[AIM OF THE EXERCISE] Below are records; count the lines in them that hold "actin" and give only the count.
◆ ◆ ◆ ◆ ◆ ◆ ◆
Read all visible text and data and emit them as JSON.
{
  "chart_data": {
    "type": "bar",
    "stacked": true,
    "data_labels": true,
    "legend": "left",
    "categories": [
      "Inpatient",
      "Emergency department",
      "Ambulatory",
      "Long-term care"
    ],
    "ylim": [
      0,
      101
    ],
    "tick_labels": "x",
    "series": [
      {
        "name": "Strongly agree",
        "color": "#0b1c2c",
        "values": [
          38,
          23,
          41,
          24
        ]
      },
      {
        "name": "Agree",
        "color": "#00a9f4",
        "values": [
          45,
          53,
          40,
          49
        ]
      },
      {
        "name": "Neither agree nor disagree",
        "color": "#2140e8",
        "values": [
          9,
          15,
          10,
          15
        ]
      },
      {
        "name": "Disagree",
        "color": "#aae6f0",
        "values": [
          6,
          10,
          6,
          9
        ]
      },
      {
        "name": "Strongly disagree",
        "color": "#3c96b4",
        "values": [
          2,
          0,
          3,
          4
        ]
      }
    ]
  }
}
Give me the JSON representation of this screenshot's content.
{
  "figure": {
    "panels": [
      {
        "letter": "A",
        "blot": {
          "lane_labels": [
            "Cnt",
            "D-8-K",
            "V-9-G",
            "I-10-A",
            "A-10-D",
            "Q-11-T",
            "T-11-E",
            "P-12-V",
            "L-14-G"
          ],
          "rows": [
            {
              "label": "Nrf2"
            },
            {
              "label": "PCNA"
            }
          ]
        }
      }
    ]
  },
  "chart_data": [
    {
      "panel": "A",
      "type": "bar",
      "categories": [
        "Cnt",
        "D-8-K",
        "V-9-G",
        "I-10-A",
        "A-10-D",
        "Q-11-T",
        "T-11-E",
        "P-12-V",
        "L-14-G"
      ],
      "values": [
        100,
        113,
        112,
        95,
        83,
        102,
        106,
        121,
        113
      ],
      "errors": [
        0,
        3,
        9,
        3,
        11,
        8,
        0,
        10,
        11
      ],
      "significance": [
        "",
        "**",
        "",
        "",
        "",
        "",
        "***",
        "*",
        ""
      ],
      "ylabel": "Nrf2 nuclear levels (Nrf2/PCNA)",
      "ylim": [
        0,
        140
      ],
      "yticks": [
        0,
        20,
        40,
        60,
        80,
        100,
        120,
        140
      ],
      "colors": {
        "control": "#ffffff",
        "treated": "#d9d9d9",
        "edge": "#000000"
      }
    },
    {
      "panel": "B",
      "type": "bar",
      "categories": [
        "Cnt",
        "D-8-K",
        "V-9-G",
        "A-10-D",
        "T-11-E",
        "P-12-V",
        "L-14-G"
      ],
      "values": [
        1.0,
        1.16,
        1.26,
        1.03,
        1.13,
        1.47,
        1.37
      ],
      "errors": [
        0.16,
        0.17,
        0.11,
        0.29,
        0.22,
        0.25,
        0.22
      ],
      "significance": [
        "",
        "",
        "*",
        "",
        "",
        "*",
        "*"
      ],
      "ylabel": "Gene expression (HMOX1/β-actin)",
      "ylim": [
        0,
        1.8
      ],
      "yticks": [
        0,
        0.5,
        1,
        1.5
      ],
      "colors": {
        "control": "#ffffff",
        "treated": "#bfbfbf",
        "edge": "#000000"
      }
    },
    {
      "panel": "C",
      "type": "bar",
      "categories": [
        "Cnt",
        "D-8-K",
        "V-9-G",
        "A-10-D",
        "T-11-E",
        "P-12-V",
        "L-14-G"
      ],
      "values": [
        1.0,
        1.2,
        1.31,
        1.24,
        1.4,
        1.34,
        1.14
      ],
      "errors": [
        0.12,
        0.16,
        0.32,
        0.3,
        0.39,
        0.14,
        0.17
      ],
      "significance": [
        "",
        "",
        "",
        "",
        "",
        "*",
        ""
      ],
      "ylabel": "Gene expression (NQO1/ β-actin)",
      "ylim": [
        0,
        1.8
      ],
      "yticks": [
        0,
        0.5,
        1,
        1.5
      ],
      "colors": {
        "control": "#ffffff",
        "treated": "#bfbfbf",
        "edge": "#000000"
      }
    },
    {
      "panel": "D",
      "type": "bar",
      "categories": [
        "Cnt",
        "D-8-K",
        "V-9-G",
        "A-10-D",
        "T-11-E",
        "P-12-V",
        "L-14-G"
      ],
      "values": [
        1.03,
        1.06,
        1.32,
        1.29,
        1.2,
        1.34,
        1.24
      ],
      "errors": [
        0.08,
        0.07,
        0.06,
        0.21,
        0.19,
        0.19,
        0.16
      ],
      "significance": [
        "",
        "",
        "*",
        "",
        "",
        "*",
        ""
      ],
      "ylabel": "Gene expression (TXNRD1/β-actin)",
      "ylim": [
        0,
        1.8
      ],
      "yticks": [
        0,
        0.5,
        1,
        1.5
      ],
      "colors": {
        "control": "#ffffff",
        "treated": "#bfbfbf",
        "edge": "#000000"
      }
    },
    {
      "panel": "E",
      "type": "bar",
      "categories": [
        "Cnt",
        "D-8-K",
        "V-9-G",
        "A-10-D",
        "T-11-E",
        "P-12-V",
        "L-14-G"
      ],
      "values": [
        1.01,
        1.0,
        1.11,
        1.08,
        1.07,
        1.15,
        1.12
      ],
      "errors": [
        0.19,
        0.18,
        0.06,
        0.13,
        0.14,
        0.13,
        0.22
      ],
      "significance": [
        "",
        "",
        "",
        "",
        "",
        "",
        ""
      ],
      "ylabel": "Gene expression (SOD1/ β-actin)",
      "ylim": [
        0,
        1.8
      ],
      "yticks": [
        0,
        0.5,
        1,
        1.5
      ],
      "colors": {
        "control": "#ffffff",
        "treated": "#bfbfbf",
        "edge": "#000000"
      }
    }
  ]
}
◆ ◆ ◆ ◆ ◆ ◆ ◆
[IN RESPONSE] 4